### Information provided
▼

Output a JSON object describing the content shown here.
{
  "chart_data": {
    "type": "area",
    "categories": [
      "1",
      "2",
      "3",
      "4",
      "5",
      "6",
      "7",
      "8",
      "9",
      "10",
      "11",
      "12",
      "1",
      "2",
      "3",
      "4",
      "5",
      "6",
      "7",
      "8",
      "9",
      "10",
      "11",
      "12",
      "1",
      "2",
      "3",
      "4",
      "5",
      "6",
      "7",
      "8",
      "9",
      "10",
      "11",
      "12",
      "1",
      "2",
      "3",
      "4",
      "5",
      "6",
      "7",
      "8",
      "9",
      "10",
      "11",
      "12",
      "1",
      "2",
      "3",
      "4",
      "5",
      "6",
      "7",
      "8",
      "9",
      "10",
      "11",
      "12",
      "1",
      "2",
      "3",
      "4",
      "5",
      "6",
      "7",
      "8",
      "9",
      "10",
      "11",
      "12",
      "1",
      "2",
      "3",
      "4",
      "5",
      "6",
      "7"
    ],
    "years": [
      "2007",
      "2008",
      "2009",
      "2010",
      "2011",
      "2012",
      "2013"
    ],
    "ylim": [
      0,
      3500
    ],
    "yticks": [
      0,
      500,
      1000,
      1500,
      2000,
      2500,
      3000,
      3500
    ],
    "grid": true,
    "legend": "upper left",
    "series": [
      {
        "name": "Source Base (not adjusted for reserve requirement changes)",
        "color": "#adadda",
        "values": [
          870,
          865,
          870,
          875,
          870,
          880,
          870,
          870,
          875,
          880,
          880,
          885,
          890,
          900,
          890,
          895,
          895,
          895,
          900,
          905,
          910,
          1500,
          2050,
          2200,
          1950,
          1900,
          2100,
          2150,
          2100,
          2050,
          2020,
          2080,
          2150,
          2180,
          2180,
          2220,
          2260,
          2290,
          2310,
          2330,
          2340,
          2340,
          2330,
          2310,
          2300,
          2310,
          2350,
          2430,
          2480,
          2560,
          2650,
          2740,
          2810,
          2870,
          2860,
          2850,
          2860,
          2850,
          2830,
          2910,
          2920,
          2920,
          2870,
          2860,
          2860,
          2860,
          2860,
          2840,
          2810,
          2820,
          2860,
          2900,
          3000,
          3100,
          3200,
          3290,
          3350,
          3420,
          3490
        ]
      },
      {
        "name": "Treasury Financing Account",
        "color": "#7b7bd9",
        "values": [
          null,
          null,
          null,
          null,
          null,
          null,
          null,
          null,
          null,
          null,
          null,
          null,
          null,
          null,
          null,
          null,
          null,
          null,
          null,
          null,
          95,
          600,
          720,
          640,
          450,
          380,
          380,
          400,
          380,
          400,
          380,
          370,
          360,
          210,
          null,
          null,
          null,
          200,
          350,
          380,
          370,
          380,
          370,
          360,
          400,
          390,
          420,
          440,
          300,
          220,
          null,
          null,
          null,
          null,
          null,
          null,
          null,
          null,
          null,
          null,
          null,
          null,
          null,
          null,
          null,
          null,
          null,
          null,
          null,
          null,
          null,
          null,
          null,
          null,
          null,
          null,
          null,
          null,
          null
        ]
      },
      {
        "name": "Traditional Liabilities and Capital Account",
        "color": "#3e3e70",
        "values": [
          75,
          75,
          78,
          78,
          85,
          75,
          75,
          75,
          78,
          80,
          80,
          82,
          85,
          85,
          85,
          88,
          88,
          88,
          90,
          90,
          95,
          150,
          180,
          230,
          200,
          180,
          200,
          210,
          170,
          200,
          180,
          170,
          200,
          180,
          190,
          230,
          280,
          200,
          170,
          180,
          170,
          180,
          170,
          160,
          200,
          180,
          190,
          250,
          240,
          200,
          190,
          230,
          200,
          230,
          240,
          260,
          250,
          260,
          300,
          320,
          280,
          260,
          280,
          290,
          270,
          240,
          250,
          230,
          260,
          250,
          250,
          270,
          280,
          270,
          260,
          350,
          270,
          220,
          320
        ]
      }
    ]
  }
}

▲

### Request
Transcribe the material above in its entirety. Match it exactly.

### Solution to this task
Output a JSON object describing the content shown here.
{
  "chart_data": {
    "type": "area",
    "categories": [
      "1",
      "2",
      "3",
      "4",
      "5",
      "6",
      "7",
      "8",
      "9",
      "10",
      "11",
      "12",
      "1",
      "2",
      "3",
      "4",
      "5",
      "6",
      "7",
      "8",
      "9",
      "10",
      "11",
      "12",
      "1",
      "2",
      "3",
      "4",
      "5",
      "6",
      "7",
      "8",
      "9",
      "10",
      "11",
      "12",
      "1",
      "2",
      "3",
      "4",
      "5",
      "6",
      "7",
      "8",
      "9",
      "10",
      "11",
      "12",
      "1",
      "2",
      "3",
      "4",
      "5",
      "6",
      "7",
      "8",
      "9",
      "10",
      "11",
      "12",
      "1",
      "2",
      "3",
      "4",
      "5",
      "6",
      "7",
      "8",
      "9",
      "10",
      "11",
      "12",
      "1",
      "2",
      "3",
      "4",
      "5",
      "6",
      "7"
    ],
    "years": [
      "2007",
      "2008",
      "2009",
      "2010",
      "2011",
      "2012",
      "2013"
    ],
    "ylim": [
      0,
      3500
    ],
    "yticks": [
      0,
      500,
      1000,
      1500,
      2000,
      2500,
      3000,
      3500
    ],
    "grid": true,
    "legend": "upper left",
    "series": [
      {
        "name": "Source Base (not adjusted for reserve requirement changes)",
        "color": "#adadda",
        "values": [
          870,
          865,
          870,
          875,
          870,
          880,
          870,
          870,
          875,
          880,
          880,
          885,
          890,
          900,
          890,
          895,
          895,
          895,
          900,
          905,
          910,
          1500,
          2050,
          2200,
          1950,
          1900,
          2100,
          2150,
          2100,
          2050,
          2020,
          2080,
          2150,
          2180,
          2180,
          2220,
          2260,
          2290,
          2310,
          2330,
          2340,
          2340,
          2330,
          2310,
          2300,
          2310,
          2350,
          2430,
          2480,
          2560,
          2650,
          2740,
          2810,
          2870,
          2860,
          2850,
          2860,
          2850,
          2830,
          2910,
          2920,
          2920,
          2870,
          2860,
          2860,
          2860,
          2860,
          2840,
          2810,
          2820,
          2860,
          2900,
          3000,
          3100,
          3200,
          3290,
          3350,
          3420,
          3490
        ]
      },
      {
        "name": "Treasury Financing Account",
        "color": "#7b7bd9",
        "values": [
          null,
          null,
          null,
          null,
          null,
          null,
          null,
          null,
          null,
          null,
          null,
          null,
          null,
          null,
          null,
          null,
          null,
          null,
          null,
          null,
          95,
          600,
          720,
          640,
          450,
          380,
          380,
          400,
          380,
          400,
          380,
          370,
          360,
          210,
          null,
          null,
          null,
          200,
          350,
          380,
          370,
          380,
          370,
          360,
          400,
          390,
          420,
          440,
          300,
          220,
          null,
          null,
          null,
          null,
          null,
          null,
          null,
          null,
          null,
          null,
          null,
          null,
          null,
          null,
          null,
          null,
          null,
          null,
          null,
          null,
          null,
          null,
          null,
          null,
          null,
          null,
          null,
          null,
          null
        ]
      },
      {
        "name": "Traditional Liabilities and Capital Account",
        "color": "#3e3e70",
        "values": [
          75,
          75,
          78,
          78,
          85,
          75,
          75,
          75,
          78,
          80,
          80,
          82,
          85,
          85,
          85,
          88,
          88,
          88,
          90,
          90,
          95,
          150,
          180,
          230,
          200,
          180,
          200,
          210,
          170,
          200,
          180,
          170,
          200,
          180,
          190,
          230,
          280,
          200,
          170,
          180,
          170,
          180,
          170,
          160,
          200,
          180,
          190,
          250,
          240,
          200,
          190,
          230,
          200,
          230,
          240,
          260,
          250,
          260,
          300,
          320,
          280,
          260,
          280,
          290,
          270,
          240,
          250,
          230,
          260,
          250,
          250,
          270,
          280,
          270,
          260,
          350,
          270,
          220,
          320
        ]
      }
    ]
  }
}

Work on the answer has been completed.